Document passage START
Mediaite has the news on Munro turning down WaPo.

Listen to Munro on Hannity here.

Separated at Birth: David Axelrod

Sean Hannity’s Hair, the alter ego of the Fox News personality, Sean Hannity, provided the inspiration of our Separated at Birth offering today on Obama senior campaign adviser David Axelrod. He writes, Who else thinks @davidaxelrod is a dead ringer for The Munsters’ Grandpa (Al Lewis)?” We also think Axelrod resembles Rob Reiner, who was “Meathead” in “All in the Family.”

 

New Rule for Bill Maher

New Rule for HBO’s Bill Maher: Make your “New Rules” biting and trashy enough to elicit more than a single hiccup in Washington. Last week Maher issued a new rule for TWT columnist and Drudge’s Joe Curl.

Few talked about it. Curl hadn’t heard of it and had no comment. He earned the rule for denouncing President Obama in a recent TWT column for not acknowledging the death of one of the Beastie Boys.

Maher flashed a picture of Curl and read the new rule: “A columnist for the right wing Washington Times suggested Obama is racist for not noticing the death of one of the Beastie Boys because he was white must be promoted to Fox News.” He added, “That is such a spectacular piece of hackery, I can’t believe Sean Hannity didn’t think of it first. It should be a reverse Pulitzer.”
Document passage END
What to work on:
Reproduce word for word the part of the media column that begins at "Few talked about" and stops after "the Beastie Boys.".
The data START
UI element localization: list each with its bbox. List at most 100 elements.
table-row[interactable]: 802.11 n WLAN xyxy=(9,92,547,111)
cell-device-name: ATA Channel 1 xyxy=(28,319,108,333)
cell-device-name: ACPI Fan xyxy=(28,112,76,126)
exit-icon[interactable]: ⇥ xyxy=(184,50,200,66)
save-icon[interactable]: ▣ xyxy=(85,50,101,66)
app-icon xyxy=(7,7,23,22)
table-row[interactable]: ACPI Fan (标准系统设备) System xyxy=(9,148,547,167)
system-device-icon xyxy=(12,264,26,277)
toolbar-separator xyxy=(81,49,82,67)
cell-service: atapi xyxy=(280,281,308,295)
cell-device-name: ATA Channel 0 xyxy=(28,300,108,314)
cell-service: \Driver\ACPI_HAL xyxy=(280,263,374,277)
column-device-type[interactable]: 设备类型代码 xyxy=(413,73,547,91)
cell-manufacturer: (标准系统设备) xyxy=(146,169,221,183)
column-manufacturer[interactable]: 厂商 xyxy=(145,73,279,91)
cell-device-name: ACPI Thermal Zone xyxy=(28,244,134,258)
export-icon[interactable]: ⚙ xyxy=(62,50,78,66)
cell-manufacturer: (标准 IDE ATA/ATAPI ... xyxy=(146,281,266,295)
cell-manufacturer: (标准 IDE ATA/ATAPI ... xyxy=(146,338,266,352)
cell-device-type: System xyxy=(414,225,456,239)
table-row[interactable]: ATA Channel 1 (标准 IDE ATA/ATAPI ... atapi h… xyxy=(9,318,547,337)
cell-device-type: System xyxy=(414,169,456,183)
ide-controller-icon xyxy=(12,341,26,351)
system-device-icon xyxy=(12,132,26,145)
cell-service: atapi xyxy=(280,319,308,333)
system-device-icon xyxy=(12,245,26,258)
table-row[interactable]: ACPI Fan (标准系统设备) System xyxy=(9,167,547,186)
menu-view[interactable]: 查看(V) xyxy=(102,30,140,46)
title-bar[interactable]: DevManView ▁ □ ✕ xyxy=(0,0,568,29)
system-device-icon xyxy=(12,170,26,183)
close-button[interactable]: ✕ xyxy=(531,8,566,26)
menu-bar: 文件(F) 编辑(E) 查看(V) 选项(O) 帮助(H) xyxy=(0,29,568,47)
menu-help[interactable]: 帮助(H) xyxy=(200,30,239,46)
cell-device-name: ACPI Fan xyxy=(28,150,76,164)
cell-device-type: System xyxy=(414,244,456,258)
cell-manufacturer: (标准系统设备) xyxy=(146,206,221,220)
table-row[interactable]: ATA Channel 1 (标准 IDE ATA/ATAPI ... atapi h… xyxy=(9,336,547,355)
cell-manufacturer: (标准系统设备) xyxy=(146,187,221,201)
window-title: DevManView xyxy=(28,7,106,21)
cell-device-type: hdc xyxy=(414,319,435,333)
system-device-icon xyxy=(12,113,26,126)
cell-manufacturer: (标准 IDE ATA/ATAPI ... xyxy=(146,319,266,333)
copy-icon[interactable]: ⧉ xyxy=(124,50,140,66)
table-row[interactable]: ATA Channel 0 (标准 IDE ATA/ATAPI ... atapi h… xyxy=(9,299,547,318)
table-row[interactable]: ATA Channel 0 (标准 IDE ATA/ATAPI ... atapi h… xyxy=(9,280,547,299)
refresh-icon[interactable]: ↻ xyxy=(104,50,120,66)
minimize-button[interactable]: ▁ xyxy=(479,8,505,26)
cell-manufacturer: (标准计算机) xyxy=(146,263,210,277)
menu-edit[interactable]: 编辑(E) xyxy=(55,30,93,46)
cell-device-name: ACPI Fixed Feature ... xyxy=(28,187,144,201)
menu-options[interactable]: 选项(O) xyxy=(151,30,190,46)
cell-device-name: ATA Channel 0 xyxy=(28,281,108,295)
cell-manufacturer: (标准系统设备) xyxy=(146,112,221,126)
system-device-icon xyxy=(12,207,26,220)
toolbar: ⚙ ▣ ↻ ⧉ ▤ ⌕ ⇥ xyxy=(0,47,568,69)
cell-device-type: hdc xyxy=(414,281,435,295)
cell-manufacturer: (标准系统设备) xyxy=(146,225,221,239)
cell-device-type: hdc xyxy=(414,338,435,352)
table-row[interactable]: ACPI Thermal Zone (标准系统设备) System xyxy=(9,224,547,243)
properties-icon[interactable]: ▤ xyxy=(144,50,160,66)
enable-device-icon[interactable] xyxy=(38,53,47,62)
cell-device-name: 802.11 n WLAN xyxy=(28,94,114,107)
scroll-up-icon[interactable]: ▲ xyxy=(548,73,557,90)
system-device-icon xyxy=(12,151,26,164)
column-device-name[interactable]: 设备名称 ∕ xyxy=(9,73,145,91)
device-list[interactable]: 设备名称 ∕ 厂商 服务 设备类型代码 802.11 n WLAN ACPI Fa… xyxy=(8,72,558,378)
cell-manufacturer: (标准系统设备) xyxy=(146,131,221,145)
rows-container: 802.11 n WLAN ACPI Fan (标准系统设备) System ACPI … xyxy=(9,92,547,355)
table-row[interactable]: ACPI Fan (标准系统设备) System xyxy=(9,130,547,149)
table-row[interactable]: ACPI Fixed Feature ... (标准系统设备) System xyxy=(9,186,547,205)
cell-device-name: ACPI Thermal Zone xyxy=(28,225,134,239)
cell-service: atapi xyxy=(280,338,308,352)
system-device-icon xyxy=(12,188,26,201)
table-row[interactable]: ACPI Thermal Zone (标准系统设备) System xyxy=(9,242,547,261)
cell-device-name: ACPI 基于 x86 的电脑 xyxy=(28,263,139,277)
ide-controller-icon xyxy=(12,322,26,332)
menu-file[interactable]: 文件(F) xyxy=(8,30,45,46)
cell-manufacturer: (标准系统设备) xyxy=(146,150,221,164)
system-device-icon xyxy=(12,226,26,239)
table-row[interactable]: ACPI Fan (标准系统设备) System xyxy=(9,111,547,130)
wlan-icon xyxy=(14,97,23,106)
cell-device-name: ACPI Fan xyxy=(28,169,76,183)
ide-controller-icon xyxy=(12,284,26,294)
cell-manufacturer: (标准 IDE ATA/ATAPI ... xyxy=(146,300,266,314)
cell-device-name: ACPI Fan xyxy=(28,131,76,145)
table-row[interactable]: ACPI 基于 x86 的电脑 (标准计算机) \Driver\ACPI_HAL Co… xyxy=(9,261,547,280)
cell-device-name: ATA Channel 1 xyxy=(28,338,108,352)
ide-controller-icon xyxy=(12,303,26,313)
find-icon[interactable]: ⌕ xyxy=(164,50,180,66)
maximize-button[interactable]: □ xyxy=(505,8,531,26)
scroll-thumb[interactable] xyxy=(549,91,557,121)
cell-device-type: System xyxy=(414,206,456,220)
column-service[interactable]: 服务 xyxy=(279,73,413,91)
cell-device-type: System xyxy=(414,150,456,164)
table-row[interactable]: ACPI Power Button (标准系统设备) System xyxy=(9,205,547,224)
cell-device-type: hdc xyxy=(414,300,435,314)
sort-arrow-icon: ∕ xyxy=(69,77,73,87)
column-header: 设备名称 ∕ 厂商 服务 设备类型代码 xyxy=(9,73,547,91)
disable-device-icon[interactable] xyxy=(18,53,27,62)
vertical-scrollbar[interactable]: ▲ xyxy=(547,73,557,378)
The data END
Exercise result:
Few talked about it. Curl hadn’t heard of it and had no comment. He earned the rule for denouncing President Obama in a recent TWT column for not acknowledging the death of one of the Beastie Boys.